• **What is asked**
Copy out the data exactly, leaving the pictures behind.

-- Start of Provided material --

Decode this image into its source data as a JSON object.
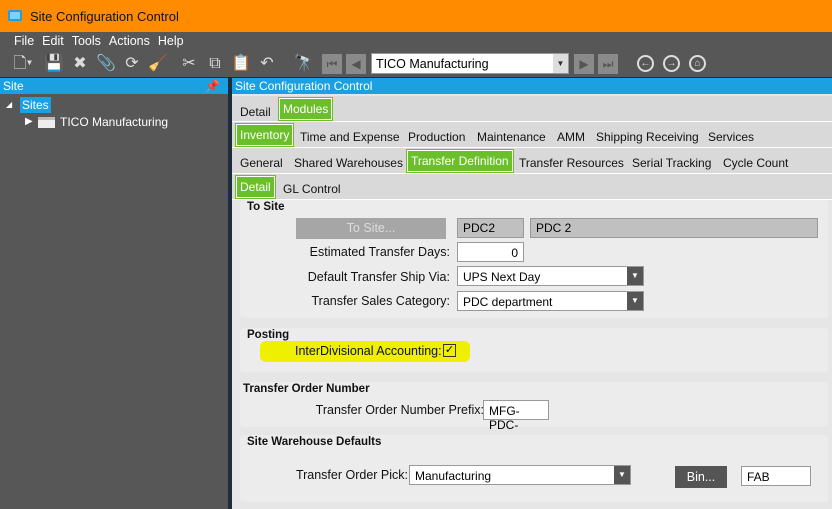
{
  "window": {
    "title": "Site Configuration Control"
  },
  "menu": [
    "File",
    "Edit",
    "Tools",
    "Actions",
    "Help"
  ],
  "toolbar": {
    "site_combo": "TICO Manufacturing"
  },
  "left_panel": {
    "title": "Site",
    "tree": {
      "root": "Sites",
      "child": "TICO Manufacturing"
    }
  },
  "right_panel": {
    "title": "Site Configuration Control"
  },
  "tabs": {
    "row1": [
      {
        "label": "Detail",
        "active": false
      },
      {
        "label": "Modules",
        "active": true
      }
    ],
    "row2": [
      {
        "label": "Inventory",
        "active": true
      },
      {
        "label": "Time and Expense"
      },
      {
        "label": "Production"
      },
      {
        "label": "Maintenance"
      },
      {
        "label": "AMM"
      },
      {
        "label": "Shipping Receiving"
      },
      {
        "label": "Services"
      }
    ],
    "row3": [
      {
        "label": "General"
      },
      {
        "label": "Shared Warehouses"
      },
      {
        "label": "Transfer Definition",
        "active": true
      },
      {
        "label": "Transfer Resources"
      },
      {
        "label": "Serial Tracking"
      },
      {
        "label": "Cycle Count"
      }
    ],
    "row4": [
      {
        "label": "Detail",
        "active": true
      },
      {
        "label": "GL Control"
      }
    ]
  },
  "to_site": {
    "title": "To Site",
    "button": "To Site...",
    "site_id": "PDC2",
    "site_name": "PDC 2",
    "est_days_label": "Estimated Transfer Days:",
    "est_days": "0",
    "ship_via_label": "Default Transfer Ship Via:",
    "ship_via": "UPS Next Day",
    "sales_cat_label": "Transfer Sales Category:",
    "sales_cat": "PDC department"
  },
  "posting": {
    "title": "Posting",
    "ida_label": "InterDivisional Accounting:",
    "ida_checked": true,
    "highlight": "#eef000"
  },
  "transfer_order_number": {
    "title": "Transfer Order Number",
    "prefix_label": "Transfer Order Number Prefix:",
    "prefix": "MFG-PDC-"
  },
  "warehouse_defaults": {
    "title": "Site Warehouse Defaults",
    "pick_label": "Transfer Order Pick:",
    "pick": "Manufacturing",
    "bin_button": "Bin...",
    "bin": "FAB"
  },
  "colors": {
    "title_bar": "#FF8C00",
    "header": "#1ba1e2",
    "active_tab": "#6abf2a"
  }
}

-- End of Provided material --

• **Correct response**
Decode this image into its source data as a JSON object.
{
  "window": {
    "title": "Site Configuration Control"
  },
  "menu": [
    "File",
    "Edit",
    "Tools",
    "Actions",
    "Help"
  ],
  "toolbar": {
    "site_combo": "TICO Manufacturing"
  },
  "left_panel": {
    "title": "Site",
    "tree": {
      "root": "Sites",
      "child": "TICO Manufacturing"
    }
  },
  "right_panel": {
    "title": "Site Configuration Control"
  },
  "tabs": {
    "row1": [
      {
        "label": "Detail",
        "active": false
      },
      {
        "label": "Modules",
        "active": true
      }
    ],
    "row2": [
      {
        "label": "Inventory",
        "active": true
      },
      {
        "label": "Time and Expense"
      },
      {
        "label": "Production"
      },
      {
        "label": "Maintenance"
      },
      {
        "label": "AMM"
      },
      {
        "label": "Shipping Receiving"
      },
      {
        "label": "Services"
      }
    ],
    "row3": [
      {
        "label": "General"
      },
      {
        "label": "Shared Warehouses"
      },
      {
        "label": "Transfer Definition",
        "active": true
      },
      {
        "label": "Transfer Resources"
      },
      {
        "label": "Serial Tracking"
      },
      {
        "label": "Cycle Count"
      }
    ],
    "row4": [
      {
        "label": "Detail",
        "active": true
      },
      {
        "label": "GL Control"
      }
    ]
  },
  "to_site": {
    "title": "To Site",
    "button": "To Site...",
    "site_id": "PDC2",
    "site_name": "PDC 2",
    "est_days_label": "Estimated Transfer Days:",
    "est_days": "0",
    "ship_via_label": "Default Transfer Ship Via:",
    "ship_via": "UPS Next Day",
    "sales_cat_label": "Transfer Sales Category:",
    "sales_cat": "PDC department"
  },
  "posting": {
    "title": "Posting",
    "ida_label": "InterDivisional Accounting:",
    "ida_checked": true,
    "highlight": "#eef000"
  },
  "transfer_order_number": {
    "title": "Transfer Order Number",
    "prefix_label": "Transfer Order Number Prefix:",
    "prefix": "MFG-PDC-"
  },
  "warehouse_defaults": {
    "title": "Site Warehouse Defaults",
    "pick_label": "Transfer Order Pick:",
    "pick": "Manufacturing",
    "bin_button": "Bin...",
    "bin": "FAB"
  },
  "colors": {
    "title_bar": "#FF8C00",
    "header": "#1ba1e2",
    "active_tab": "#6abf2a"
  }
}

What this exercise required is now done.